[[ Information supplied, beginning ]]

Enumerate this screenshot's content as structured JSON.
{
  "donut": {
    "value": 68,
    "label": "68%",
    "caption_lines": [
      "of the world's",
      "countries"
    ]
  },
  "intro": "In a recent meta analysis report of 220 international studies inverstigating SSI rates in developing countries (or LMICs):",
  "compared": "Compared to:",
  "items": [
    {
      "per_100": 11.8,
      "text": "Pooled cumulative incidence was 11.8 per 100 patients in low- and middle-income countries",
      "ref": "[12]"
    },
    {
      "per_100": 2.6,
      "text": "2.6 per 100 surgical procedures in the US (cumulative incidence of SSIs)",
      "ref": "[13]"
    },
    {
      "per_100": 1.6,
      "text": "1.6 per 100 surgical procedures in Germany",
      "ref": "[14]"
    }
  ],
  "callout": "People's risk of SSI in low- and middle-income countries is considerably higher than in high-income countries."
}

[[ Information supplied, end ]]

Exactly as they stand, write out all of the entries.

Enumerate this screenshot's content as structured JSON.
{
  "donut": {
    "value": 68,
    "label": "68%",
    "caption_lines": [
      "of the world's",
      "countries"
    ]
  },
  "intro": "In a recent meta analysis report of 220 international studies inverstigating SSI rates in developing countries (or LMICs):",
  "compared": "Compared to:",
  "items": [
    {
      "per_100": 11.8,
      "text": "Pooled cumulative incidence was 11.8 per 100 patients in low- and middle-income countries",
      "ref": "[12]"
    },
    {
      "per_100": 2.6,
      "text": "2.6 per 100 surgical procedures in the US (cumulative incidence of SSIs)",
      "ref": "[13]"
    },
    {
      "per_100": 1.6,
      "text": "1.6 per 100 surgical procedures in Germany",
      "ref": "[14]"
    }
  ],
  "callout": "People's risk of SSI in low- and middle-income countries is considerably higher than in high-income countries."
}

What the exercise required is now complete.